_The input_
§ §
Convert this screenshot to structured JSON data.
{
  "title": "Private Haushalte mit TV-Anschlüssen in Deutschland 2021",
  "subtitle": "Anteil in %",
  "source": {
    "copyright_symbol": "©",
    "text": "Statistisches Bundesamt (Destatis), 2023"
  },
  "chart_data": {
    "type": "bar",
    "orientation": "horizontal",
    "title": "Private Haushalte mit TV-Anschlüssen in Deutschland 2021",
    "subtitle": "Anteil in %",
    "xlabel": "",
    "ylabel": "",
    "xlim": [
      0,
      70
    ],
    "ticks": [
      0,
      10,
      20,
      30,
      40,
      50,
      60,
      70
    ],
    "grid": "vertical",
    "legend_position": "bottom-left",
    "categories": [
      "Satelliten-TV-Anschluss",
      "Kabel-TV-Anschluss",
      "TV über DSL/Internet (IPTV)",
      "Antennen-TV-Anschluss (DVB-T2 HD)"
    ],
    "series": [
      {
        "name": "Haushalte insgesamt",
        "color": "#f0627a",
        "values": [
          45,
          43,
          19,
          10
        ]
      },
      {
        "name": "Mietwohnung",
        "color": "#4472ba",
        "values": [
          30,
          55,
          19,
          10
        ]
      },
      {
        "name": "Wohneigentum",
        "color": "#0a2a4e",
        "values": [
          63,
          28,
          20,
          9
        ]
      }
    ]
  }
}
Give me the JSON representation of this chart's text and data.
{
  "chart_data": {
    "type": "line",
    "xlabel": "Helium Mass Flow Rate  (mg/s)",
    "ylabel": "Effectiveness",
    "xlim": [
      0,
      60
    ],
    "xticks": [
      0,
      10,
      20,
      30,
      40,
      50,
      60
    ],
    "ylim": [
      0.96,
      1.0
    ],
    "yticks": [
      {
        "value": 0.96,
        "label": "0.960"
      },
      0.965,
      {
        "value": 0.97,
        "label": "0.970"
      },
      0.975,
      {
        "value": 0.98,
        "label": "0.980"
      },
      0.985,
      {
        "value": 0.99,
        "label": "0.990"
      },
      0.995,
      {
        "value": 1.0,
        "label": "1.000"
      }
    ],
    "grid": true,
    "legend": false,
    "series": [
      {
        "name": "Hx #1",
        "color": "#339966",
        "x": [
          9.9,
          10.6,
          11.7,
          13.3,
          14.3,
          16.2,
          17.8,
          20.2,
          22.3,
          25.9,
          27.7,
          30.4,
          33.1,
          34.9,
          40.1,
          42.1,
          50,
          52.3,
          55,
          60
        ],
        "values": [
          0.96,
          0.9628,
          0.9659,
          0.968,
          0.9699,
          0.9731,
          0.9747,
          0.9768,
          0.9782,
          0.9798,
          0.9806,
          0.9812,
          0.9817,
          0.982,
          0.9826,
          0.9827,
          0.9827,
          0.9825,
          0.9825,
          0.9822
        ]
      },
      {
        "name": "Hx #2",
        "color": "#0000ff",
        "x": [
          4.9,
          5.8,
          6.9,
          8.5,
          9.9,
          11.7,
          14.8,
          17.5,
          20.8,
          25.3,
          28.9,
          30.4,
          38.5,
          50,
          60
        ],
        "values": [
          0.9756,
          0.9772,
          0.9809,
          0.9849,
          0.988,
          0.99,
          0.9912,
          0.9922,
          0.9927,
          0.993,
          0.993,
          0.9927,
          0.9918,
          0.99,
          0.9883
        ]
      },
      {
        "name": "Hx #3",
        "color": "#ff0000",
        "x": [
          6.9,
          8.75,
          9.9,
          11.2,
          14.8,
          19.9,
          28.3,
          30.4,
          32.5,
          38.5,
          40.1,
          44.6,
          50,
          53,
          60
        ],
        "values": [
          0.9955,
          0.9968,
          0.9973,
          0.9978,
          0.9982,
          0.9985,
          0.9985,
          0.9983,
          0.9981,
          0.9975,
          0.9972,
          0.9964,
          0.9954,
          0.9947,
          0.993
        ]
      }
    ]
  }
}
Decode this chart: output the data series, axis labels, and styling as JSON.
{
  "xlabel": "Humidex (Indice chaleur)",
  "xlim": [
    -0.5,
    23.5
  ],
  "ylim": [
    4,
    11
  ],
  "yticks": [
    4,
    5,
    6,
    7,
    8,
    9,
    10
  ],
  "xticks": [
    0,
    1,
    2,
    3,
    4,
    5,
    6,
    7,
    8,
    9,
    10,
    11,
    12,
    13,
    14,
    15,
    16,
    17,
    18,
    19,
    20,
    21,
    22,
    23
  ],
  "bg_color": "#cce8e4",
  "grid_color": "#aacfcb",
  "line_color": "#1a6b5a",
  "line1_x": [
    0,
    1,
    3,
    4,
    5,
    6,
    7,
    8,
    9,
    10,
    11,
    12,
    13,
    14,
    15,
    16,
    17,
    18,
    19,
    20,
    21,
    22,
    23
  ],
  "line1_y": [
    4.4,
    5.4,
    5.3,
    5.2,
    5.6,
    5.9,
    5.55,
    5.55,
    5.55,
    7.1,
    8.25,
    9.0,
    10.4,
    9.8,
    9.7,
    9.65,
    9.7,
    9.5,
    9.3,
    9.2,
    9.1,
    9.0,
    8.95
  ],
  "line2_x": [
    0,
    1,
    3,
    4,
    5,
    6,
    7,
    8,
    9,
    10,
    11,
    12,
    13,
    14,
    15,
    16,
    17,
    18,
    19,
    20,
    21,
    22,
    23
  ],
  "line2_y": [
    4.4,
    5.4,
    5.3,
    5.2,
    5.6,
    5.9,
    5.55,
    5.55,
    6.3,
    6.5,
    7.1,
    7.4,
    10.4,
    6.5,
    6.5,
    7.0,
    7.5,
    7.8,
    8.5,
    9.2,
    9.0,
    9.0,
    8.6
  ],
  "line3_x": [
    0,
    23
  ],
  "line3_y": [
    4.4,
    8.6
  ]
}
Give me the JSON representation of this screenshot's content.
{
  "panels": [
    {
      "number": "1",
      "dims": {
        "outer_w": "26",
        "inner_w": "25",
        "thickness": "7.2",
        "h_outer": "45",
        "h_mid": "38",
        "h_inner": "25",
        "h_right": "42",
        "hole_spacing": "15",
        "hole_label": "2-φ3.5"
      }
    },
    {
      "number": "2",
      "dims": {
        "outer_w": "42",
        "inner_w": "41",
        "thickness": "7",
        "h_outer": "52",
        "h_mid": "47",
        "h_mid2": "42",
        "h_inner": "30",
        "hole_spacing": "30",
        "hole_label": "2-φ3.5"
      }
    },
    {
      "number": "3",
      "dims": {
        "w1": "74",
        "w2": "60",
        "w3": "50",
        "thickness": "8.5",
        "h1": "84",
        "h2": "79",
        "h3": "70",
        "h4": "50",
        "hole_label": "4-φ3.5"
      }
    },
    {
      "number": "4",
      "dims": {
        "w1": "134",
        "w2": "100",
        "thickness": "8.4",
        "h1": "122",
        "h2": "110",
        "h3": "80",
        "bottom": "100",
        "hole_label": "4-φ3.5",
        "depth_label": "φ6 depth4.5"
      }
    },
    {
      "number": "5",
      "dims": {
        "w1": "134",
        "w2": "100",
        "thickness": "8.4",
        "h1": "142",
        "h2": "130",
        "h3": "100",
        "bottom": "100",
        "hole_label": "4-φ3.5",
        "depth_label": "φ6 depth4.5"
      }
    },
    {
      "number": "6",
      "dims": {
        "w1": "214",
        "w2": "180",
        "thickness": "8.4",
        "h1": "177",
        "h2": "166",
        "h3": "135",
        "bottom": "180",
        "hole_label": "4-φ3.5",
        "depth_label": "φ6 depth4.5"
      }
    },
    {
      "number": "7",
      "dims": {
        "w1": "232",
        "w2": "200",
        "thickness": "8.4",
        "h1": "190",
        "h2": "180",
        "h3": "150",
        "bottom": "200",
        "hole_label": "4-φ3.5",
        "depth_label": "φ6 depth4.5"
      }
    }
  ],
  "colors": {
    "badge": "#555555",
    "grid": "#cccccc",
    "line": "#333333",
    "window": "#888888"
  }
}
§ §
_Written task_
Scan the listing above and identify each line holding the string "screenshot"; copy every such line.

_Exercise answer_
Convert this screenshot to structured JSON data.
Give me the JSON representation of this screenshot's content.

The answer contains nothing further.